* DATA PROVIDED:
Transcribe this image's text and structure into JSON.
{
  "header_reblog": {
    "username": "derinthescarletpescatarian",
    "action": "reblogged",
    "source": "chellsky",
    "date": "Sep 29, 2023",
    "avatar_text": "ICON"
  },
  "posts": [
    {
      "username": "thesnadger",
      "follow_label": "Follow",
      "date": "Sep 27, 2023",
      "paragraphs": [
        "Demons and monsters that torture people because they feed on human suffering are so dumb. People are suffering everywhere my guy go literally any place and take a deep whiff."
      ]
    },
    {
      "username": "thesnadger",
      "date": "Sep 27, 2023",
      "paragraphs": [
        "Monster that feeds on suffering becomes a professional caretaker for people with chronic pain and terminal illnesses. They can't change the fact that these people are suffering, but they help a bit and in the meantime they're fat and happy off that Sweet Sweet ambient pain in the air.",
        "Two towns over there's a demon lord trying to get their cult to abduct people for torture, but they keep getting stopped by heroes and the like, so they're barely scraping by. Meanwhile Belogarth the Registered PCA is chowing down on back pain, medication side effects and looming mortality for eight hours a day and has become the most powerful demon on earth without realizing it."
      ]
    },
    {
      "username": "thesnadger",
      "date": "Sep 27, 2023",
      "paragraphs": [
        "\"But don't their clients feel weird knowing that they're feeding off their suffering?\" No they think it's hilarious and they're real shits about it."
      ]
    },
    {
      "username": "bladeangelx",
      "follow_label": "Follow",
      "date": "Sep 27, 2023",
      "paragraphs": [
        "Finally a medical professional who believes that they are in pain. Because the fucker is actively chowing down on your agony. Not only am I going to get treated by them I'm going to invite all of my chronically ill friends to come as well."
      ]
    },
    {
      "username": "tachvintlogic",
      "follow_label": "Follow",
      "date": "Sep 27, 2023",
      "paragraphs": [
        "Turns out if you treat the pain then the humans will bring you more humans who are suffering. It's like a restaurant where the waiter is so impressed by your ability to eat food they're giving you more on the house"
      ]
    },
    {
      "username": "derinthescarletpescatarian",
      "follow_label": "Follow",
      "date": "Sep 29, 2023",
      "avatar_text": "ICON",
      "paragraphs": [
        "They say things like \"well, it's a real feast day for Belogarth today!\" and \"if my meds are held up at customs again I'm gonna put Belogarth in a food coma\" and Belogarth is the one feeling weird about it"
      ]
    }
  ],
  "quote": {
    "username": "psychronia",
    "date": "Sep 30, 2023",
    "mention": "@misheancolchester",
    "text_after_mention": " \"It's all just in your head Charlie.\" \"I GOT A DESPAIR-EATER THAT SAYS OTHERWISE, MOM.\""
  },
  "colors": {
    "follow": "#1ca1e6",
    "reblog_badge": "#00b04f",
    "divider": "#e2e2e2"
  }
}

* TASK OBJECTIVE: Return all the data above once more, precisely as given.

* THE RESULT:
Transcribe this image's text and structure into JSON.
{
  "header_reblog": {
    "username": "derinthescarletpescatarian",
    "action": "reblogged",
    "source": "chellsky",
    "date": "Sep 29, 2023",
    "avatar_text": "ICON"
  },
  "posts": [
    {
      "username": "thesnadger",
      "follow_label": "Follow",
      "date": "Sep 27, 2023",
      "paragraphs": [
        "Demons and monsters that torture people because they feed on human suffering are so dumb. People are suffering everywhere my guy go literally any place and take a deep whiff."
      ]
    },
    {
      "username": "thesnadger",
      "date": "Sep 27, 2023",
      "paragraphs": [
        "Monster that feeds on suffering becomes a professional caretaker for people with chronic pain and terminal illnesses. They can't change the fact that these people are suffering, but they help a bit and in the meantime they're fat and happy off that Sweet Sweet ambient pain in the air.",
        "Two towns over there's a demon lord trying to get their cult to abduct people for torture, but they keep getting stopped by heroes and the like, so they're barely scraping by. Meanwhile Belogarth the Registered PCA is chowing down on back pain, medication side effects and looming mortality for eight hours a day and has become the most powerful demon on earth without realizing it."
      ]
    },
    {
      "username": "thesnadger",
      "date": "Sep 27, 2023",
      "paragraphs": [
        "\"But don't their clients feel weird knowing that they're feeding off their suffering?\" No they think it's hilarious and they're real shits about it."
      ]
    },
    {
      "username": "bladeangelx",
      "follow_label": "Follow",
      "date": "Sep 27, 2023",
      "paragraphs": [
        "Finally a medical professional who believes that they are in pain. Because the fucker is actively chowing down on your agony. Not only am I going to get treated by them I'm going to invite all of my chronically ill friends to come as well."
      ]
    },
    {
      "username": "tachvintlogic",
      "follow_label": "Follow",
      "date": "Sep 27, 2023",
      "paragraphs": [
        "Turns out if you treat the pain then the humans will bring you more humans who are suffering. It's like a restaurant where the waiter is so impressed by your ability to eat food they're giving you more on the house"
      ]
    },
    {
      "username": "derinthescarletpescatarian",
      "follow_label": "Follow",
      "date": "Sep 29, 2023",
      "avatar_text": "ICON",
      "paragraphs": [
        "They say things like \"well, it's a real feast day for Belogarth today!\" and \"if my meds are held up at customs again I'm gonna put Belogarth in a food coma\" and Belogarth is the one feeling weird about it"
      ]
    }
  ],
  "quote": {
    "username": "psychronia",
    "date": "Sep 30, 2023",
    "mention": "@misheancolchester",
    "text_after_mention": " \"It's all just in your head Charlie.\" \"I GOT A DESPAIR-EATER THAT SAYS OTHERWISE, MOM.\""
  },
  "colors": {
    "follow": "#1ca1e6",
    "reblog_badge": "#00b04f",
    "divider": "#e2e2e2"
  }
}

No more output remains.